▸ **Task details**
Below is the data. Give it again, complete and exact.

▸ **Records supplied**
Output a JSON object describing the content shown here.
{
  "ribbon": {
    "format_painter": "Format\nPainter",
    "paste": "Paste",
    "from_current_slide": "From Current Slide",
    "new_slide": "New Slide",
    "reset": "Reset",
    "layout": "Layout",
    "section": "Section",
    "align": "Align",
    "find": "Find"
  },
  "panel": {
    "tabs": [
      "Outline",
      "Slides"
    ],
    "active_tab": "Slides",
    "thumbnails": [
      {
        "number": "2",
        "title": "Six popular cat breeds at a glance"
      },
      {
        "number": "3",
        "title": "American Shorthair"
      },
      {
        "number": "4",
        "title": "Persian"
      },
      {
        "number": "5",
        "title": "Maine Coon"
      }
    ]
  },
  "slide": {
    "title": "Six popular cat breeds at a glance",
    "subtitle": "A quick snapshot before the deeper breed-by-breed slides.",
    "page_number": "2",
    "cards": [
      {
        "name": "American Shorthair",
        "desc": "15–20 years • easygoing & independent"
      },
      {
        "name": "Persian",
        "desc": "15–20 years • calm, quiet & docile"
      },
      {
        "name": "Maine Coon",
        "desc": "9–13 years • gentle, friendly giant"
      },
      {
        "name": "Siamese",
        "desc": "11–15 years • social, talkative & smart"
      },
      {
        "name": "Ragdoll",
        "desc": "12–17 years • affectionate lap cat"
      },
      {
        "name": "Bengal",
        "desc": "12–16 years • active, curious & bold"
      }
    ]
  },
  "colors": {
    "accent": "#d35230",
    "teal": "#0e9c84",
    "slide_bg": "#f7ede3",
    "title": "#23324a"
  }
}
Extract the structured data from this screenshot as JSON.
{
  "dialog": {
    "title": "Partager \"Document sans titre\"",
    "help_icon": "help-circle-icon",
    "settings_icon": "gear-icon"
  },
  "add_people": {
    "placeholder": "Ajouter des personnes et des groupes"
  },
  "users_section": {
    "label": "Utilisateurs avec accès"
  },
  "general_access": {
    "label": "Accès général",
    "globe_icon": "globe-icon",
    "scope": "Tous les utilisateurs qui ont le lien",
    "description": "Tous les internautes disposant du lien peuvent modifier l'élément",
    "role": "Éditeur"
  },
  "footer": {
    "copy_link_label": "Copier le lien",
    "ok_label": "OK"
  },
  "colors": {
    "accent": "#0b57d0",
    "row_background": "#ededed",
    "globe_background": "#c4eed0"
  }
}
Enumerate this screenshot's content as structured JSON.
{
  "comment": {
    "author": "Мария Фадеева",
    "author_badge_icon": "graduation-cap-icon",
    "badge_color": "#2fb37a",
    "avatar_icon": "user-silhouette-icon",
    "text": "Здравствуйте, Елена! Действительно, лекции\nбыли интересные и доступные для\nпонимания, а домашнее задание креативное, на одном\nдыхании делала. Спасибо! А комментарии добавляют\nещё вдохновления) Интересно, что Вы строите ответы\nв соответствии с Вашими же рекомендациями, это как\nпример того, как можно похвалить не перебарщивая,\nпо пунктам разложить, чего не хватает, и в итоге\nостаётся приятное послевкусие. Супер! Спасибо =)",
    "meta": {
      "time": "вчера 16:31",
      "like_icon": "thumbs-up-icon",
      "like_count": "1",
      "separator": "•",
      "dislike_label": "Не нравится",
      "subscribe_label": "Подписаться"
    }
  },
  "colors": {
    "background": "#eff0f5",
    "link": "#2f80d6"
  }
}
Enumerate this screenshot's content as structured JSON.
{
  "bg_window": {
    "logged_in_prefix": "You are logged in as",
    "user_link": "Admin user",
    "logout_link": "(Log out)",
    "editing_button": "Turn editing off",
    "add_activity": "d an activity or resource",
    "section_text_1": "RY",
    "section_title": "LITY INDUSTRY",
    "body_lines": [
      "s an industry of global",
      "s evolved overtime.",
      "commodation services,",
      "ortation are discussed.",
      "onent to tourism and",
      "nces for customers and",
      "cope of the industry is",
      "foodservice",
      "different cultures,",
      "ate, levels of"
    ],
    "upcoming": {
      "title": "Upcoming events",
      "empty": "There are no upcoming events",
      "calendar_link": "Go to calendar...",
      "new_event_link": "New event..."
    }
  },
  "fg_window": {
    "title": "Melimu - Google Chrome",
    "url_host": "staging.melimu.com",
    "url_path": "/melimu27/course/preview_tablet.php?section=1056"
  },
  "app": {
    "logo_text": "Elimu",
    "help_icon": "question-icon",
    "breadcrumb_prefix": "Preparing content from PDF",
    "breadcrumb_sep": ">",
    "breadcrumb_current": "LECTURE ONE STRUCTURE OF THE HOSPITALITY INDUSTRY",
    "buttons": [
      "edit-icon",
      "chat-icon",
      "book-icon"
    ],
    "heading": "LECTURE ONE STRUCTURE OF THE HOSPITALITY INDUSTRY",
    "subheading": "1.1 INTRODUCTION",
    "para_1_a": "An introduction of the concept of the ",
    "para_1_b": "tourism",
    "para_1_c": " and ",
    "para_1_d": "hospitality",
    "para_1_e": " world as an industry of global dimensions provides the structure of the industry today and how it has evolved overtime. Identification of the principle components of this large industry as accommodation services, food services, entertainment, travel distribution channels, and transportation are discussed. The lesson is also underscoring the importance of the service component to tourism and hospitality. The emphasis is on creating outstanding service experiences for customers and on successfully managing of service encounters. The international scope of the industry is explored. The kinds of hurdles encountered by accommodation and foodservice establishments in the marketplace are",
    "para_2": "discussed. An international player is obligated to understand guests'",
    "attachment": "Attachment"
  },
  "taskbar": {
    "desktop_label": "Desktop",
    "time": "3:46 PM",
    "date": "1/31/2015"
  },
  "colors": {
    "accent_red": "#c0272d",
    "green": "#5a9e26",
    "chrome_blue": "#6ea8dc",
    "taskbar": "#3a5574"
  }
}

▸ **Answer to the exercise**
Output a JSON object describing the content shown here.
{
  "ribbon": {
    "format_painter": "Format\nPainter",
    "paste": "Paste",
    "from_current_slide": "From Current Slide",
    "new_slide": "New Slide",
    "reset": "Reset",
    "layout": "Layout",
    "section": "Section",
    "align": "Align",
    "find": "Find"
  },
  "panel": {
    "tabs": [
      "Outline",
      "Slides"
    ],
    "active_tab": "Slides",
    "thumbnails": [
      {
        "number": "2",
        "title": "Six popular cat breeds at a glance"
      },
      {
        "number": "3",
        "title": "American Shorthair"
      },
      {
        "number": "4",
        "title": "Persian"
      },
      {
        "number": "5",
        "title": "Maine Coon"
      }
    ]
  },
  "slide": {
    "title": "Six popular cat breeds at a glance",
    "subtitle": "A quick snapshot before the deeper breed-by-breed slides.",
    "page_number": "2",
    "cards": [
      {
        "name": "American Shorthair",
        "desc": "15–20 years • easygoing & independent"
      },
      {
        "name": "Persian",
        "desc": "15–20 years • calm, quiet & docile"
      },
      {
        "name": "Maine Coon",
        "desc": "9–13 years • gentle, friendly giant"
      },
      {
        "name": "Siamese",
        "desc": "11–15 years • social, talkative & smart"
      },
      {
        "name": "Ragdoll",
        "desc": "12–17 years • affectionate lap cat"
      },
      {
        "name": "Bengal",
        "desc": "12–16 years • active, curious & bold"
      }
    ]
  },
  "colors": {
    "accent": "#d35230",
    "teal": "#0e9c84",
    "slide_bg": "#f7ede3",
    "title": "#23324a"
  }
}
Extract the structured data from this screenshot as JSON.
{
  "dialog": {
    "title": "Partager \"Document sans titre\"",
    "help_icon": "help-circle-icon",
    "settings_icon": "gear-icon"
  },
  "add_people": {
    "placeholder": "Ajouter des personnes et des groupes"
  },
  "users_section": {
    "label": "Utilisateurs avec accès"
  },
  "general_access": {
    "label": "Accès général",
    "globe_icon": "globe-icon",
    "scope": "Tous les utilisateurs qui ont le lien",
    "description": "Tous les internautes disposant du lien peuvent modifier l'élément",
    "role": "Éditeur"
  },
  "footer": {
    "copy_link_label": "Copier le lien",
    "ok_label": "OK"
  },
  "colors": {
    "accent": "#0b57d0",
    "row_background": "#ededed",
    "globe_background": "#c4eed0"
  }
}
Enumerate this screenshot's content as structured JSON.
{
  "comment": {
    "author": "Мария Фадеева",
    "author_badge_icon": "graduation-cap-icon",
    "badge_color": "#2fb37a",
    "avatar_icon": "user-silhouette-icon",
    "text": "Здравствуйте, Елена! Действительно, лекции\nбыли интересные и доступные для\nпонимания, а домашнее задание креативное, на одном\nдыхании делала. Спасибо! А комментарии добавляют\nещё вдохновления) Интересно, что Вы строите ответы\nв соответствии с Вашими же рекомендациями, это как\nпример того, как можно похвалить не перебарщивая,\nпо пунктам разложить, чего не хватает, и в итоге\nостаётся приятное послевкусие. Супер! Спасибо =)",
    "meta": {
      "time": "вчера 16:31",
      "like_icon": "thumbs-up-icon",
      "like_count": "1",
      "separator": "•",
      "dislike_label": "Не нравится",
      "subscribe_label": "Подписаться"
    }
  },
  "colors": {
    "background": "#eff0f5",
    "link": "#2f80d6"
  }
}
Enumerate this screenshot's content as structured JSON.
{
  "bg_window": {
    "logged_in_prefix": "You are logged in as",
    "user_link": "Admin user",
    "logout_link": "(Log out)",
    "editing_button": "Turn editing off",
    "add_activity": "d an activity or resource",
    "section_text_1": "RY",
    "section_title": "LITY INDUSTRY",
    "body_lines": [
      "s an industry of global",
      "s evolved overtime.",
      "commodation services,",
      "ortation are discussed.",
      "onent to tourism and",
      "nces for customers and",
      "cope of the industry is",
      "foodservice",
      "different cultures,",
      "ate, levels of"
    ],
    "upcoming": {
      "title": "Upcoming events",
      "empty": "There are no upcoming events",
      "calendar_link": "Go to calendar...",
      "new_event_link": "New event..."
    }
  },
  "fg_window": {
    "title": "Melimu - Google Chrome",
    "url_host": "staging.melimu.com",
    "url_path": "/melimu27/course/preview_tablet.php?section=1056"
  },
  "app": {
    "logo_text": "Elimu",
    "help_icon": "question-icon",
    "breadcrumb_prefix": "Preparing content from PDF",
    "breadcrumb_sep": ">",
    "breadcrumb_current": "LECTURE ONE STRUCTURE OF THE HOSPITALITY INDUSTRY",
    "buttons": [
      "edit-icon",
      "chat-icon",
      "book-icon"
    ],
    "heading": "LECTURE ONE STRUCTURE OF THE HOSPITALITY INDUSTRY",
    "subheading": "1.1 INTRODUCTION",
    "para_1_a": "An introduction of the concept of the ",
    "para_1_b": "tourism",
    "para_1_c": " and ",
    "para_1_d": "hospitality",
    "para_1_e": " world as an industry of global dimensions provides the structure of the industry today and how it has evolved overtime. Identification of the principle components of this large industry as accommodation services, food services, entertainment, travel distribution channels, and transportation are discussed. The lesson is also underscoring the importance of the service component to tourism and hospitality. The emphasis is on creating outstanding service experiences for customers and on successfully managing of service encounters. The international scope of the industry is explored. The kinds of hurdles encountered by accommodation and foodservice establishments in the marketplace are",
    "para_2": "discussed. An international player is obligated to understand guests'",
    "attachment": "Attachment"
  },
  "taskbar": {
    "desktop_label": "Desktop",
    "time": "3:46 PM",
    "date": "1/31/2015"
  },
  "colors": {
    "accent_red": "#c0272d",
    "green": "#5a9e26",
    "chrome_blue": "#6ea8dc",
    "taskbar": "#3a5574"
  }
}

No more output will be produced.